WRITTEN REQUEST: Every line of the listing must be reproduced as it stands. Leave the images behind.
+===+
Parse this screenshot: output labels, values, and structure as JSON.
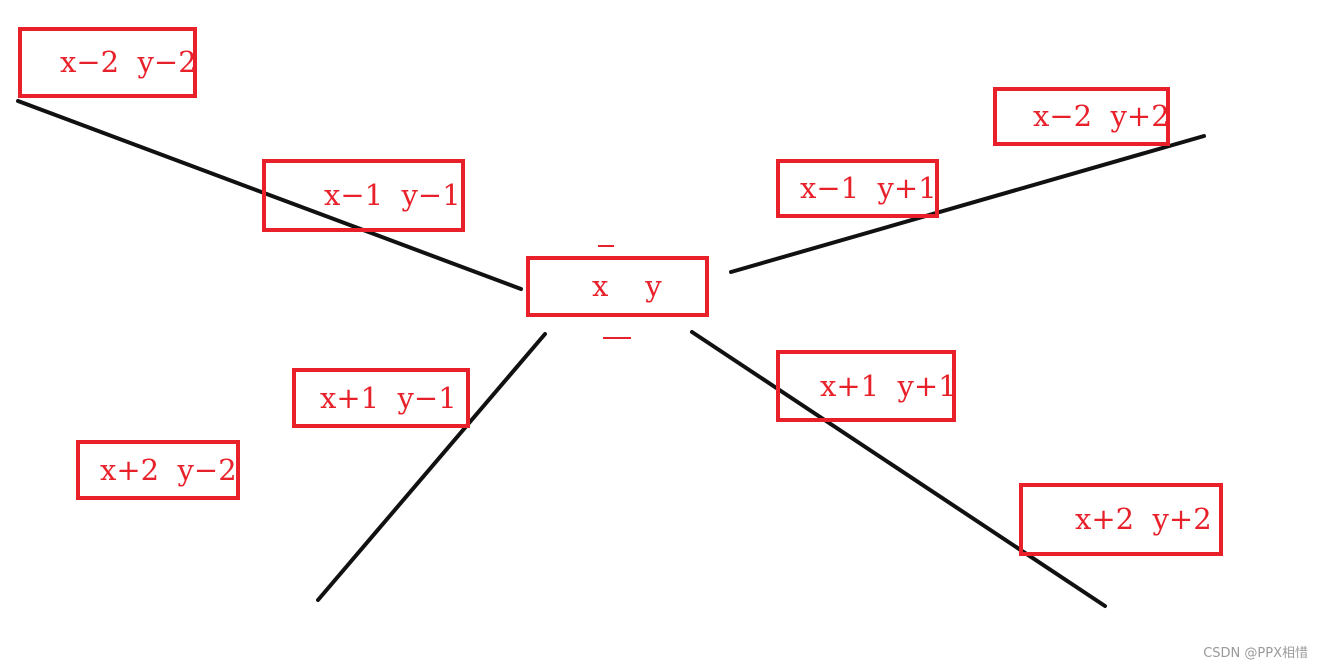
{
  "colors": {
    "box_border": "#e8202a",
    "label_text": "#e8202a",
    "line": "#111111",
    "background": "#ffffff",
    "watermark": "#9a9a9a"
  },
  "cells": {
    "up2_left2": "x−2  y−2",
    "up1_left1": "x−1  y−1",
    "center": "x    y",
    "up1_right1": "x−1  y+1",
    "up2_right2": "x−2  y+2",
    "down1_left1": "x+1  y−1",
    "down2_left2": "x+2  y−2",
    "down1_right1": "x+1  y+1",
    "down2_right2": "x+2  y+2"
  },
  "watermark": "CSDN @PPX相惜"
}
+===+
REPLY TO THE EXERCISE:
Parse this screenshot: output labels, values, and structure as JSON.
{
  "colors": {
    "box_border": "#e8202a",
    "label_text": "#e8202a",
    "line": "#111111",
    "background": "#ffffff",
    "watermark": "#9a9a9a"
  },
  "cells": {
    "up2_left2": "x−2  y−2",
    "up1_left1": "x−1  y−1",
    "center": "x    y",
    "up1_right1": "x−1  y+1",
    "up2_right2": "x−2  y+2",
    "down1_left1": "x+1  y−1",
    "down2_left2": "x+2  y−2",
    "down1_right1": "x+1  y+1",
    "down2_right2": "x+2  y+2"
  },
  "watermark": "CSDN @PPX相惜"
}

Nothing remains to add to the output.